(Records drawn from a dataset)
>>>>>
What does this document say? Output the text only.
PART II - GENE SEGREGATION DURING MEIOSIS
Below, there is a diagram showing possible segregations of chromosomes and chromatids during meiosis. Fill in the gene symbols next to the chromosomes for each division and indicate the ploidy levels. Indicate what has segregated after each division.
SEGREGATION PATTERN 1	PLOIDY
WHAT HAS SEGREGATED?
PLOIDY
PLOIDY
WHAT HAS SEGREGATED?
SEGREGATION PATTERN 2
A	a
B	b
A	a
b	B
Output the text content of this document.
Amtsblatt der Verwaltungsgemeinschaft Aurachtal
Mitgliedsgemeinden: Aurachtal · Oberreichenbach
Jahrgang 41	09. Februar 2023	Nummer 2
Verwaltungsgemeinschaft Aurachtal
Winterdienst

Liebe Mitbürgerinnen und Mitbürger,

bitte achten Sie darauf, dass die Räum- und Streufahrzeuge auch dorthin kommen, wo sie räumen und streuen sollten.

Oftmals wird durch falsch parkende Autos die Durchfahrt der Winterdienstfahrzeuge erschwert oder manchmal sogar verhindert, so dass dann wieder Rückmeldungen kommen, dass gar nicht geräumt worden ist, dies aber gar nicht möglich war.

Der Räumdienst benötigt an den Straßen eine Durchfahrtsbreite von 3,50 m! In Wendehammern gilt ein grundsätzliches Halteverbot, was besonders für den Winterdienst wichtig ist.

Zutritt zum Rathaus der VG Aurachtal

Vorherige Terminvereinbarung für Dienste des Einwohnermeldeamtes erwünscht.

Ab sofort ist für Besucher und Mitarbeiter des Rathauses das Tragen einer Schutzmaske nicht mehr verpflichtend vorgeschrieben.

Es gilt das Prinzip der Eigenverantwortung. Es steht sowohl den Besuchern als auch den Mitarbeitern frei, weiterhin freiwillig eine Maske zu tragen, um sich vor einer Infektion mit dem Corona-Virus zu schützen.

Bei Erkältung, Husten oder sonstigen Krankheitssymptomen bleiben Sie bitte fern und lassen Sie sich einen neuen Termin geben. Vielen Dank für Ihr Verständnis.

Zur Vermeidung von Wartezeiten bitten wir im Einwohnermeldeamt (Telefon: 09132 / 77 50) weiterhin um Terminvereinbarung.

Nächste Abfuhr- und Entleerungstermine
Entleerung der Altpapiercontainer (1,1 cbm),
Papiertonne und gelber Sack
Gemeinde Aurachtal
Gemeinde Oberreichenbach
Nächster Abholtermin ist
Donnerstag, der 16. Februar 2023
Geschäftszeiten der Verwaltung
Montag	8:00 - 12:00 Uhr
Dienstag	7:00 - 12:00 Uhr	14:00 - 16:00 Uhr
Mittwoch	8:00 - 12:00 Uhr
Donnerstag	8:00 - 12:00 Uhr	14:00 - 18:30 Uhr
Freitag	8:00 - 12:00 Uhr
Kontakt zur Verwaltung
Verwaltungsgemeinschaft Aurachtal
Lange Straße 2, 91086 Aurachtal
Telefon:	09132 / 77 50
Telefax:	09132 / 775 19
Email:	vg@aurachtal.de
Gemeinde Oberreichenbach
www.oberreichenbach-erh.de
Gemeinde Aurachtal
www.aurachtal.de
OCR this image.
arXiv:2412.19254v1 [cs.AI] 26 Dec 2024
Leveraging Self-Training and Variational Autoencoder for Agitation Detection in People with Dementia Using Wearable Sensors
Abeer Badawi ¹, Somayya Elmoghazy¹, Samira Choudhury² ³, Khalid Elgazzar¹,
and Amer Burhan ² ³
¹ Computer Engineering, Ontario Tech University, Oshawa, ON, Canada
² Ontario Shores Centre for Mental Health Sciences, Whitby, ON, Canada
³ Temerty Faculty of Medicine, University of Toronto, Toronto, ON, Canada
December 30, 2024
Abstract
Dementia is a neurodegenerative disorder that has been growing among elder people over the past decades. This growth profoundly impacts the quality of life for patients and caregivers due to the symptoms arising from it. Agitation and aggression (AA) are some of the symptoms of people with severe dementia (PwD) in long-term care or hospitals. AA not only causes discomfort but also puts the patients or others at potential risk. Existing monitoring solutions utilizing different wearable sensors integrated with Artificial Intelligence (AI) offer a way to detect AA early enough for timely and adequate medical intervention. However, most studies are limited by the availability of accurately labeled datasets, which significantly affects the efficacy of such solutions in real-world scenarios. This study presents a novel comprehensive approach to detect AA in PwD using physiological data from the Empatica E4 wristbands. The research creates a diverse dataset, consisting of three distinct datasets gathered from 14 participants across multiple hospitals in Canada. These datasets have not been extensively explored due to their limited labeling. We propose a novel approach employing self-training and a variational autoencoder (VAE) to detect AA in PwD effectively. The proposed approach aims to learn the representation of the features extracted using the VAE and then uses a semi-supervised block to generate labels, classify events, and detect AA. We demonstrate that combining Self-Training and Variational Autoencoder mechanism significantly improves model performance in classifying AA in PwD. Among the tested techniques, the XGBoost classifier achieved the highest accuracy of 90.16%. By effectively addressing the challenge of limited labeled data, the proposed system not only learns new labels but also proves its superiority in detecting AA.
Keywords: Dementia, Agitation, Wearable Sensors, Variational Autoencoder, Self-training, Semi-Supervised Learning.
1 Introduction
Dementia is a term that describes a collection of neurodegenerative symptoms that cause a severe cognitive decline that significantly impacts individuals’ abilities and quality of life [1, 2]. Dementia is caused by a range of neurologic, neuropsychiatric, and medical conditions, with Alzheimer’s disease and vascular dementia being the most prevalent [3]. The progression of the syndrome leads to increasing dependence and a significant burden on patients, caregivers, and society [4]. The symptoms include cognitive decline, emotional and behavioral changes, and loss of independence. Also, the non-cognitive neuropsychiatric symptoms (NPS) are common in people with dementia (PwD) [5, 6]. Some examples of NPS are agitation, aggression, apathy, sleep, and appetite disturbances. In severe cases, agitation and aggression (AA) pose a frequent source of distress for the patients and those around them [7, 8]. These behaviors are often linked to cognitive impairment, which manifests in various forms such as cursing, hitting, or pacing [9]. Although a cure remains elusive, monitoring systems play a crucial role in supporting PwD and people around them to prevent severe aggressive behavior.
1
<<<<<
Copy every line of the records above exactly.

What does this document say? Output the text only.
PART II - GENE SEGREGATION DURING MEIOSIS
Below, there is a diagram showing possible segregations of chromosomes and chromatids during meiosis. Fill in the gene symbols next to the chromosomes for each division and indicate the ploidy levels. Indicate what has segregated after each division.
SEGREGATION PATTERN 1	PLOIDY
WHAT HAS SEGREGATED?
PLOIDY
PLOIDY
WHAT HAS SEGREGATED?
SEGREGATION PATTERN 2
A	a
B	b
A	a
b	B
Output the text content of this document.
Amtsblatt der Verwaltungsgemeinschaft Aurachtal
Mitgliedsgemeinden: Aurachtal · Oberreichenbach
Jahrgang 41	09. Februar 2023	Nummer 2
Verwaltungsgemeinschaft Aurachtal
Winterdienst

Liebe Mitbürgerinnen und Mitbürger,

bitte achten Sie darauf, dass die Räum- und Streufahrzeuge auch dorthin kommen, wo sie räumen und streuen sollten.

Oftmals wird durch falsch parkende Autos die Durchfahrt der Winterdienstfahrzeuge erschwert oder manchmal sogar verhindert, so dass dann wieder Rückmeldungen kommen, dass gar nicht geräumt worden ist, dies aber gar nicht möglich war.

Der Räumdienst benötigt an den Straßen eine Durchfahrtsbreite von 3,50 m! In Wendehammern gilt ein grundsätzliches Halteverbot, was besonders für den Winterdienst wichtig ist.

Zutritt zum Rathaus der VG Aurachtal

Vorherige Terminvereinbarung für Dienste des Einwohnermeldeamtes erwünscht.

Ab sofort ist für Besucher und Mitarbeiter des Rathauses das Tragen einer Schutzmaske nicht mehr verpflichtend vorgeschrieben.

Es gilt das Prinzip der Eigenverantwortung. Es steht sowohl den Besuchern als auch den Mitarbeitern frei, weiterhin freiwillig eine Maske zu tragen, um sich vor einer Infektion mit dem Corona-Virus zu schützen.

Bei Erkältung, Husten oder sonstigen Krankheitssymptomen bleiben Sie bitte fern und lassen Sie sich einen neuen Termin geben. Vielen Dank für Ihr Verständnis.

Zur Vermeidung von Wartezeiten bitten wir im Einwohnermeldeamt (Telefon: 09132 / 77 50) weiterhin um Terminvereinbarung.

Nächste Abfuhr- und Entleerungstermine
Entleerung der Altpapiercontainer (1,1 cbm),
Papiertonne und gelber Sack
Gemeinde Aurachtal
Gemeinde Oberreichenbach
Nächster Abholtermin ist
Donnerstag, der 16. Februar 2023
Geschäftszeiten der Verwaltung
Montag	8:00 - 12:00 Uhr
Dienstag	7:00 - 12:00 Uhr	14:00 - 16:00 Uhr
Mittwoch	8:00 - 12:00 Uhr
Donnerstag	8:00 - 12:00 Uhr	14:00 - 18:30 Uhr
Freitag	8:00 - 12:00 Uhr
Kontakt zur Verwaltung
Verwaltungsgemeinschaft Aurachtal
Lange Straße 2, 91086 Aurachtal
Telefon:	09132 / 77 50
Telefax:	09132 / 775 19
Email:	vg@aurachtal.de
Gemeinde Oberreichenbach
www.oberreichenbach-erh.de
Gemeinde Aurachtal
www.aurachtal.de
OCR this image.
arXiv:2412.19254v1 [cs.AI] 26 Dec 2024
Leveraging Self-Training and Variational Autoencoder for Agitation Detection in People with Dementia Using Wearable Sensors
Abeer Badawi ¹, Somayya Elmoghazy¹, Samira Choudhury² ³, Khalid Elgazzar¹,
and Amer Burhan ² ³
¹ Computer Engineering, Ontario Tech University, Oshawa, ON, Canada
² Ontario Shores Centre for Mental Health Sciences, Whitby, ON, Canada
³ Temerty Faculty of Medicine, University of Toronto, Toronto, ON, Canada
December 30, 2024
Abstract
Dementia is a neurodegenerative disorder that has been growing among elder people over the past decades. This growth profoundly impacts the quality of life for patients and caregivers due to the symptoms arising from it. Agitation and aggression (AA) are some of the symptoms of people with severe dementia (PwD) in long-term care or hospitals. AA not only causes discomfort but also puts the patients or others at potential risk. Existing monitoring solutions utilizing different wearable sensors integrated with Artificial Intelligence (AI) offer a way to detect AA early enough for timely and adequate medical intervention. However, most studies are limited by the availability of accurately labeled datasets, which significantly affects the efficacy of such solutions in real-world scenarios. This study presents a novel comprehensive approach to detect AA in PwD using physiological data from the Empatica E4 wristbands. The research creates a diverse dataset, consisting of three distinct datasets gathered from 14 participants across multiple hospitals in Canada. These datasets have not been extensively explored due to their limited labeling. We propose a novel approach employing self-training and a variational autoencoder (VAE) to detect AA in PwD effectively. The proposed approach aims to learn the representation of the features extracted using the VAE and then uses a semi-supervised block to generate labels, classify events, and detect AA. We demonstrate that combining Self-Training and Variational Autoencoder mechanism significantly improves model performance in classifying AA in PwD. Among the tested techniques, the XGBoost classifier achieved the highest accuracy of 90.16%. By effectively addressing the challenge of limited labeled data, the proposed system not only learns new labels but also proves its superiority in detecting AA.
Keywords: Dementia, Agitation, Wearable Sensors, Variational Autoencoder, Self-training, Semi-Supervised Learning.
1 Introduction
Dementia is a term that describes a collection of neurodegenerative symptoms that cause a severe cognitive decline that significantly impacts individuals’ abilities and quality of life [1, 2]. Dementia is caused by a range of neurologic, neuropsychiatric, and medical conditions, with Alzheimer’s disease and vascular dementia being the most prevalent [3]. The progression of the syndrome leads to increasing dependence and a significant burden on patients, caregivers, and society [4]. The symptoms include cognitive decline, emotional and behavioral changes, and loss of independence. Also, the non-cognitive neuropsychiatric symptoms (NPS) are common in people with dementia (PwD) [5, 6]. Some examples of NPS are agitation, aggression, apathy, sleep, and appetite disturbances. In severe cases, agitation and aggression (AA) pose a frequent source of distress for the patients and those around them [7, 8]. These behaviors are often linked to cognitive impairment, which manifests in various forms such as cursing, hitting, or pacing [9]. Although a cure remains elusive, monitoring systems play a crucial role in supporting PwD and people around them to prevent severe aggressive behavior.
1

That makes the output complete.